:: MATERIAL SHOWN ::
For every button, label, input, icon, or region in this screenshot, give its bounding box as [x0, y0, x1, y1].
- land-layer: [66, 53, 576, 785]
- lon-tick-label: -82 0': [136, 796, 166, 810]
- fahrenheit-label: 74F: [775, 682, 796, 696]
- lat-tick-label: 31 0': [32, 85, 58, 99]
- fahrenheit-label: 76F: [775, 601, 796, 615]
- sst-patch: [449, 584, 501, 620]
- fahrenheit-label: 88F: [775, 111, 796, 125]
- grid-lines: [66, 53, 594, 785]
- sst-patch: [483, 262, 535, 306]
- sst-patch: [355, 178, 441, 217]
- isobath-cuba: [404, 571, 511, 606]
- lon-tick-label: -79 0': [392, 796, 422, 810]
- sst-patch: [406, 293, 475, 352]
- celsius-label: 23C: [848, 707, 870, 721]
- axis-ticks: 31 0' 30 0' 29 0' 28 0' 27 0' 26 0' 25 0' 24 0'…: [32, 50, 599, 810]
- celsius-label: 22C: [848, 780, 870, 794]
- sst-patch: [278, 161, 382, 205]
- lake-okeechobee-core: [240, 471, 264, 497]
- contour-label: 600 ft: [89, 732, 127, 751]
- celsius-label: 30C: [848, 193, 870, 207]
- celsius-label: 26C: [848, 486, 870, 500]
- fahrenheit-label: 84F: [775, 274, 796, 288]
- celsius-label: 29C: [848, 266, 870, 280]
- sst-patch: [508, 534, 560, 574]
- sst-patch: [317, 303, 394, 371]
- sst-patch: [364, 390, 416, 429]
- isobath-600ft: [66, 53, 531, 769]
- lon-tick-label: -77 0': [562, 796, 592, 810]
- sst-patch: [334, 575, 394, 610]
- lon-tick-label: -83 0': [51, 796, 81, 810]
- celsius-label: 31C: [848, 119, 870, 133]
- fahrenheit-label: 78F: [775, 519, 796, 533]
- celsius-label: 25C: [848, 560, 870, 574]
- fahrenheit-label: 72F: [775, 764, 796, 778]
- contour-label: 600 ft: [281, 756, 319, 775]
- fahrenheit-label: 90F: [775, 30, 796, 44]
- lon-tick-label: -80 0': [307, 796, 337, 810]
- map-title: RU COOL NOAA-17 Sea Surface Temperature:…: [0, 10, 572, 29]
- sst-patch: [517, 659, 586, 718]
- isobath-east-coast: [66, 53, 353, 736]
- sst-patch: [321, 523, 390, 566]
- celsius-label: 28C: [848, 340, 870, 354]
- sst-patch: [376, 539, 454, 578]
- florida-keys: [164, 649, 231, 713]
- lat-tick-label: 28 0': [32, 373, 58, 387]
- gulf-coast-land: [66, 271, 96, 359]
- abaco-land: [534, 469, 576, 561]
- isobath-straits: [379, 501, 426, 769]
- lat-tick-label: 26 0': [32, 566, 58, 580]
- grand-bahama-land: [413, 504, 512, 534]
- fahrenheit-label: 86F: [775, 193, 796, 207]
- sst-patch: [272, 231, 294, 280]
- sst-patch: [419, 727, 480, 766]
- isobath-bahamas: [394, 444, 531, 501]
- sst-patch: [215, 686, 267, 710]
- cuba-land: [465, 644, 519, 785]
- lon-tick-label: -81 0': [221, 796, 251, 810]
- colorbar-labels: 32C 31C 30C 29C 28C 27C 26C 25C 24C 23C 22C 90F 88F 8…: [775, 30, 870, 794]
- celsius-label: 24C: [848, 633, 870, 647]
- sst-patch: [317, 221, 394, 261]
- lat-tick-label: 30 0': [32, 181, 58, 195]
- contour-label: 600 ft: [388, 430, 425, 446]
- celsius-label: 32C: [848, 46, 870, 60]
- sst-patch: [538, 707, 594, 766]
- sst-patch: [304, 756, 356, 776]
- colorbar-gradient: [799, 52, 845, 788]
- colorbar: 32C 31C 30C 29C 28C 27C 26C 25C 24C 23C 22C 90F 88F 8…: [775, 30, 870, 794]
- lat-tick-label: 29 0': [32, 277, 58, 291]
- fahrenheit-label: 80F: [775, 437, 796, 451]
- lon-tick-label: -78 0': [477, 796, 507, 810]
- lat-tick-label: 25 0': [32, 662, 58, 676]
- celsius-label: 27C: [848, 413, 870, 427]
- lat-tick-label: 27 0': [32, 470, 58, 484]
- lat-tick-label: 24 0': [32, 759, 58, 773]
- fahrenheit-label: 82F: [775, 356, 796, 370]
:::
# DIRECTION:
Rewrite the records above, swapping each "sst-patch" for "temperature-patch" and leaving everything else as it is.

# SOLUTION:
For every button, label, input, icon, or region in this screenshot, give its bounding box as [x0, y0, x1, y1].
- land-layer: [66, 53, 576, 785]
- lon-tick-label: -82 0': [136, 796, 166, 810]
- fahrenheit-label: 74F: [775, 682, 796, 696]
- lat-tick-label: 31 0': [32, 85, 58, 99]
- fahrenheit-label: 76F: [775, 601, 796, 615]
- temperature-patch: [449, 584, 501, 620]
- fahrenheit-label: 88F: [775, 111, 796, 125]
- grid-lines: [66, 53, 594, 785]
- temperature-patch: [483, 262, 535, 306]
- temperature-patch: [355, 178, 441, 217]
- isobath-cuba: [404, 571, 511, 606]
- lon-tick-label: -79 0': [392, 796, 422, 810]
- temperature-patch: [406, 293, 475, 352]
- celsius-label: 23C: [848, 707, 870, 721]
- axis-ticks: 31 0' 30 0' 29 0' 28 0' 27 0' 26 0' 25 0' 24 0'…: [32, 50, 599, 810]
- celsius-label: 22C: [848, 780, 870, 794]
- temperature-patch: [278, 161, 382, 205]
- lake-okeechobee-core: [240, 471, 264, 497]
- contour-label: 600 ft: [89, 732, 127, 751]
- celsius-label: 30C: [848, 193, 870, 207]
- celsius-label: 26C: [848, 486, 870, 500]
- fahrenheit-label: 84F: [775, 274, 796, 288]
- celsius-label: 29C: [848, 266, 870, 280]
- temperature-patch: [508, 534, 560, 574]
- temperature-patch: [317, 303, 394, 371]
- temperature-patch: [364, 390, 416, 429]
- isobath-600ft: [66, 53, 531, 769]
- lon-tick-label: -77 0': [562, 796, 592, 810]
- temperature-patch: [334, 575, 394, 610]
- lon-tick-label: -83 0': [51, 796, 81, 810]
- celsius-label: 31C: [848, 119, 870, 133]
- fahrenheit-label: 78F: [775, 519, 796, 533]
- celsius-label: 25C: [848, 560, 870, 574]
- fahrenheit-label: 72F: [775, 764, 796, 778]
- contour-label: 600 ft: [281, 756, 319, 775]
- fahrenheit-label: 90F: [775, 30, 796, 44]
- lon-tick-label: -80 0': [307, 796, 337, 810]
- map-title: RU COOL NOAA-17 Sea Surface Temperature:…: [0, 10, 572, 29]
- temperature-patch: [517, 659, 586, 718]
- isobath-east-coast: [66, 53, 353, 736]
- temperature-patch: [321, 523, 390, 566]
- celsius-label: 28C: [848, 340, 870, 354]
- temperature-patch: [376, 539, 454, 578]
- florida-keys: [164, 649, 231, 713]
- lat-tick-label: 28 0': [32, 373, 58, 387]
- gulf-coast-land: [66, 271, 96, 359]
- abaco-land: [534, 469, 576, 561]
- isobath-straits: [379, 501, 426, 769]
- lat-tick-label: 26 0': [32, 566, 58, 580]
- grand-bahama-land: [413, 504, 512, 534]
- fahrenheit-label: 86F: [775, 193, 796, 207]
- temperature-patch: [272, 231, 294, 280]
- temperature-patch: [419, 727, 480, 766]
- isobath-bahamas: [394, 444, 531, 501]
- temperature-patch: [215, 686, 267, 710]
- cuba-land: [465, 644, 519, 785]
- lon-tick-label: -81 0': [221, 796, 251, 810]
- colorbar-labels: 32C 31C 30C 29C 28C 27C 26C 25C 24C 23C 22C 90F 88F 8…: [775, 30, 870, 794]
- celsius-label: 24C: [848, 633, 870, 647]
- temperature-patch: [317, 221, 394, 261]
- lat-tick-label: 30 0': [32, 181, 58, 195]
- contour-label: 600 ft: [388, 430, 425, 446]
- celsius-label: 32C: [848, 46, 870, 60]
- temperature-patch: [538, 707, 594, 766]
- temperature-patch: [304, 756, 356, 776]
- colorbar-gradient: [799, 52, 845, 788]
- colorbar: 32C 31C 30C 29C 28C 27C 26C 25C 24C 23C 22C 90F 88F 8…: [775, 30, 870, 794]
- lat-tick-label: 29 0': [32, 277, 58, 291]
- fahrenheit-label: 80F: [775, 437, 796, 451]
- lon-tick-label: -78 0': [477, 796, 507, 810]
- lat-tick-label: 25 0': [32, 662, 58, 676]
- celsius-label: 27C: [848, 413, 870, 427]
- lat-tick-label: 27 0': [32, 470, 58, 484]
- lat-tick-label: 24 0': [32, 759, 58, 773]
- fahrenheit-label: 82F: [775, 356, 796, 370]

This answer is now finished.